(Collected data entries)
--- Start ---

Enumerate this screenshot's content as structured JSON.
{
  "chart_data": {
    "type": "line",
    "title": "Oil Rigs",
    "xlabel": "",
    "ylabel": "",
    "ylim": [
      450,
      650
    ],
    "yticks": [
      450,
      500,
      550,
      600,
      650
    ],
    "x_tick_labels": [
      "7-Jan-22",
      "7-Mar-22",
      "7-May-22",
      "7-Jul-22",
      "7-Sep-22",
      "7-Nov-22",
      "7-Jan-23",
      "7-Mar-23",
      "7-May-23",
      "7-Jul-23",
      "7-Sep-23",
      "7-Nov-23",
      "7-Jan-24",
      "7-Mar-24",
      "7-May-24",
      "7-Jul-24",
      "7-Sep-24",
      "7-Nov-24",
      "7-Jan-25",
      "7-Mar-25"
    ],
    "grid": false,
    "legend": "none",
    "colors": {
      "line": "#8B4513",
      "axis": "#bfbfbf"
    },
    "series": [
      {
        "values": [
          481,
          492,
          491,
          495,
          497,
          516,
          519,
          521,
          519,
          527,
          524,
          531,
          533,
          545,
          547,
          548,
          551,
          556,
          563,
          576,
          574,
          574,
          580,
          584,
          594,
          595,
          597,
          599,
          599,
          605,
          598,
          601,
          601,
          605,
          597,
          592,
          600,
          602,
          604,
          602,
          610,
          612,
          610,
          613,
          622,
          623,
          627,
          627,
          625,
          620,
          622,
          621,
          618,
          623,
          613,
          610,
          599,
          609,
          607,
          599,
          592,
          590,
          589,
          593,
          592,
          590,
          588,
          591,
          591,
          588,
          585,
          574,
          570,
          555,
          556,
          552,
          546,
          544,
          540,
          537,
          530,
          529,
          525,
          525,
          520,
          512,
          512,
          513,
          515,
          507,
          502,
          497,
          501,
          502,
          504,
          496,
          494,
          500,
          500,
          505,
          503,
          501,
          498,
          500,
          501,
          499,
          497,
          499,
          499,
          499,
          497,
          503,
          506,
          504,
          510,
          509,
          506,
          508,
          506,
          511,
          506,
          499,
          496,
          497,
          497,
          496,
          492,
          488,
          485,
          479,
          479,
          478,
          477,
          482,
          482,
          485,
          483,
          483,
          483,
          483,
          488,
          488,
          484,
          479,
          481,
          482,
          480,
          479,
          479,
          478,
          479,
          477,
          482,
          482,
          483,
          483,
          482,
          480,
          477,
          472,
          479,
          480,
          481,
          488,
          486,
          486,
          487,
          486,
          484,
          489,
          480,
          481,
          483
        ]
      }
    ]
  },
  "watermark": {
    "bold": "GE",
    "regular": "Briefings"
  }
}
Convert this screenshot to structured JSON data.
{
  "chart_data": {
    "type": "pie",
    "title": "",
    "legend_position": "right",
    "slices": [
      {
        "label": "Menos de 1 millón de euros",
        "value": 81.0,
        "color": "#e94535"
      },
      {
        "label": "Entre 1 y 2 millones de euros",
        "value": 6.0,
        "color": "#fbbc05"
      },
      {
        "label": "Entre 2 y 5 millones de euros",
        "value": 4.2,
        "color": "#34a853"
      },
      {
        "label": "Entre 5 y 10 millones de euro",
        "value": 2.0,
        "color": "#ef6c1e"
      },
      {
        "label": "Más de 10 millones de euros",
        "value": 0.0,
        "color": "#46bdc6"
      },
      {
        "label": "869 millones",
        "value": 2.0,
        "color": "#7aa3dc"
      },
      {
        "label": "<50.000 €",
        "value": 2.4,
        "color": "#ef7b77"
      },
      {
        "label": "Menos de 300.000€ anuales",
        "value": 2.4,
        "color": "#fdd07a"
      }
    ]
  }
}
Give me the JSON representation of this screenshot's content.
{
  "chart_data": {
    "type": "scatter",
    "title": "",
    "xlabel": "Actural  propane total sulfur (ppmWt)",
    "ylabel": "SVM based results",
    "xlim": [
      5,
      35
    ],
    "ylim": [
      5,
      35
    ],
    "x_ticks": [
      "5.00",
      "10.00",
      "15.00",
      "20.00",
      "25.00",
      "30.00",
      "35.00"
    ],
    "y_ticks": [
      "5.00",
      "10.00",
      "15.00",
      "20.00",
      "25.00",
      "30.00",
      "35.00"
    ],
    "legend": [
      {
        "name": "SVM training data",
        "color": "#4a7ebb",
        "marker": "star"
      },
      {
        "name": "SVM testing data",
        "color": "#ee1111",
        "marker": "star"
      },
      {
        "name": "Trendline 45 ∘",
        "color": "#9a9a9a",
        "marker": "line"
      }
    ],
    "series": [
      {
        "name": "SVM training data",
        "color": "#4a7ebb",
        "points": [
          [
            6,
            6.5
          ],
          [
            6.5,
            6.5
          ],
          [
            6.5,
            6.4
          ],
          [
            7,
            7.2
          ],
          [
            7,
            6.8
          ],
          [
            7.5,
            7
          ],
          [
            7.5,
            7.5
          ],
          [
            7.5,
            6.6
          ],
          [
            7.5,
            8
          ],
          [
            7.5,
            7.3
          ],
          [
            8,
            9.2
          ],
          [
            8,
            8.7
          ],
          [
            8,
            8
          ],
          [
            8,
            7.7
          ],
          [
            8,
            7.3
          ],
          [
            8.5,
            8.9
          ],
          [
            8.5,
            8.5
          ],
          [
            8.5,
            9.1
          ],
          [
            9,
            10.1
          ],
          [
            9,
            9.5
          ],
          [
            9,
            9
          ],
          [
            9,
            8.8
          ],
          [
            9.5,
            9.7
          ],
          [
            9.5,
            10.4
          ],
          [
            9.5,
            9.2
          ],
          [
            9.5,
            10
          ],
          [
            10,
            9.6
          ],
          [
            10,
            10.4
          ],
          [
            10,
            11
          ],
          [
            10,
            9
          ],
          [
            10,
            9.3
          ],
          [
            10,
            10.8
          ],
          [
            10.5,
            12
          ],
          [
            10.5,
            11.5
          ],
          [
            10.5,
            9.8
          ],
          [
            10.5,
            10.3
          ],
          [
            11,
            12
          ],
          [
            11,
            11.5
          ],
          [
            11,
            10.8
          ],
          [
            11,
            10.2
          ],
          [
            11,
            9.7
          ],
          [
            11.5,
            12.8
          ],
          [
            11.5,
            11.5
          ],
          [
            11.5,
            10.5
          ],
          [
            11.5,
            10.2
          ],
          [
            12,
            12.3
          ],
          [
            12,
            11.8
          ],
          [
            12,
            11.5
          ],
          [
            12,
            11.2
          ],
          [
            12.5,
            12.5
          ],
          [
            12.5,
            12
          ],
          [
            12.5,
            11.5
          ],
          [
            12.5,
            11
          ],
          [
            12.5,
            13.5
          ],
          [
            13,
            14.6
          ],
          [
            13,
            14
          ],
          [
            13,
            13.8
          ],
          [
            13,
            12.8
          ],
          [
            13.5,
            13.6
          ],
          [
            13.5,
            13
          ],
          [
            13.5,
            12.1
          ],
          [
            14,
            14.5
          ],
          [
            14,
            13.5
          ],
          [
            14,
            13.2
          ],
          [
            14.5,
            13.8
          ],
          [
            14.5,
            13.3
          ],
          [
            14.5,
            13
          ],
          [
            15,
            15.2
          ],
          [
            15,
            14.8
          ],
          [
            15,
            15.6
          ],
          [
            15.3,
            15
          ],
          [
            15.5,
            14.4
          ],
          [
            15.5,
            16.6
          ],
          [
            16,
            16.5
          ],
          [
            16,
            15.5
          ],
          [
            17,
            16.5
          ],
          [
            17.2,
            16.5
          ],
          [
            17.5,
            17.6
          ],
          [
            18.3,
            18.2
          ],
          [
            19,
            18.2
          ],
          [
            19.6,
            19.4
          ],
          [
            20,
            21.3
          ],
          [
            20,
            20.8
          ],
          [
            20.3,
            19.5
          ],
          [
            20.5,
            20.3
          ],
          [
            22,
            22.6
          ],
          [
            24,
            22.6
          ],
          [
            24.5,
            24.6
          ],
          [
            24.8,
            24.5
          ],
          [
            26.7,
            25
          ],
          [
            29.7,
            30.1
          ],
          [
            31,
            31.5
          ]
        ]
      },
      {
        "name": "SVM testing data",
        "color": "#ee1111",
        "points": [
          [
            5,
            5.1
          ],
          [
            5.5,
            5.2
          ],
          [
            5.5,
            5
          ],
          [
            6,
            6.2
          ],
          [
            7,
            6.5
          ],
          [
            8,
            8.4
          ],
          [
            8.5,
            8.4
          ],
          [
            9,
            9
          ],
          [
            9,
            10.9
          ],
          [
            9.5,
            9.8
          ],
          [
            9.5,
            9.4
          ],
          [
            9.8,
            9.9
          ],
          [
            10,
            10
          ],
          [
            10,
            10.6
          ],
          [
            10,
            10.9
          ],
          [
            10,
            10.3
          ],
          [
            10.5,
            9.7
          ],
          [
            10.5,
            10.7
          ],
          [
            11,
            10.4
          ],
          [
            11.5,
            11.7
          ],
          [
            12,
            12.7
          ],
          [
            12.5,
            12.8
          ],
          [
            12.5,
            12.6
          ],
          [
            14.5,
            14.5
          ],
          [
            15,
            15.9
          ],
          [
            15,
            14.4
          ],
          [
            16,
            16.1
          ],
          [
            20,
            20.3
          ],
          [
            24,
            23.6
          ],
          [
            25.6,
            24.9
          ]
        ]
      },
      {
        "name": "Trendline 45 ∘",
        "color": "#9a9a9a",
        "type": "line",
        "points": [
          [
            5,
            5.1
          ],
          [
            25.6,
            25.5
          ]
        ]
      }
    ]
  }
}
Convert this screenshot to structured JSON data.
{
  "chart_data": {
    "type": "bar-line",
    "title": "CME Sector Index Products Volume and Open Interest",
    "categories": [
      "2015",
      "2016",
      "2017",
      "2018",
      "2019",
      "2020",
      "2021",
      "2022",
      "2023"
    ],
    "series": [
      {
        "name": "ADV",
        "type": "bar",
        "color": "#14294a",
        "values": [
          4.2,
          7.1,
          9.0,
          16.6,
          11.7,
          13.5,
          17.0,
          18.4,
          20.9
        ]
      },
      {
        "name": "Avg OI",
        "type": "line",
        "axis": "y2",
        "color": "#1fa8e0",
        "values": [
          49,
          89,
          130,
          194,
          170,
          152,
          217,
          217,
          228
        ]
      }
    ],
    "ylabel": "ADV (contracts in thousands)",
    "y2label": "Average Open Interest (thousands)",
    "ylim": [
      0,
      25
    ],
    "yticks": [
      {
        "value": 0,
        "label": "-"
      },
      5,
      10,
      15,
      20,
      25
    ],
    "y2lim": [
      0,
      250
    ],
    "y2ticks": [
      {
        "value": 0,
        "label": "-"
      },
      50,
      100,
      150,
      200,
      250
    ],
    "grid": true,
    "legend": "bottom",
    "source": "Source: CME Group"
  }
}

--- End ---

_To be done_
Take every line containing the word "Menos" and copy it.

_Response below_
        "label": "Menos de 1 millón de euros",
        "label": "Menos de 300.000€ anuales",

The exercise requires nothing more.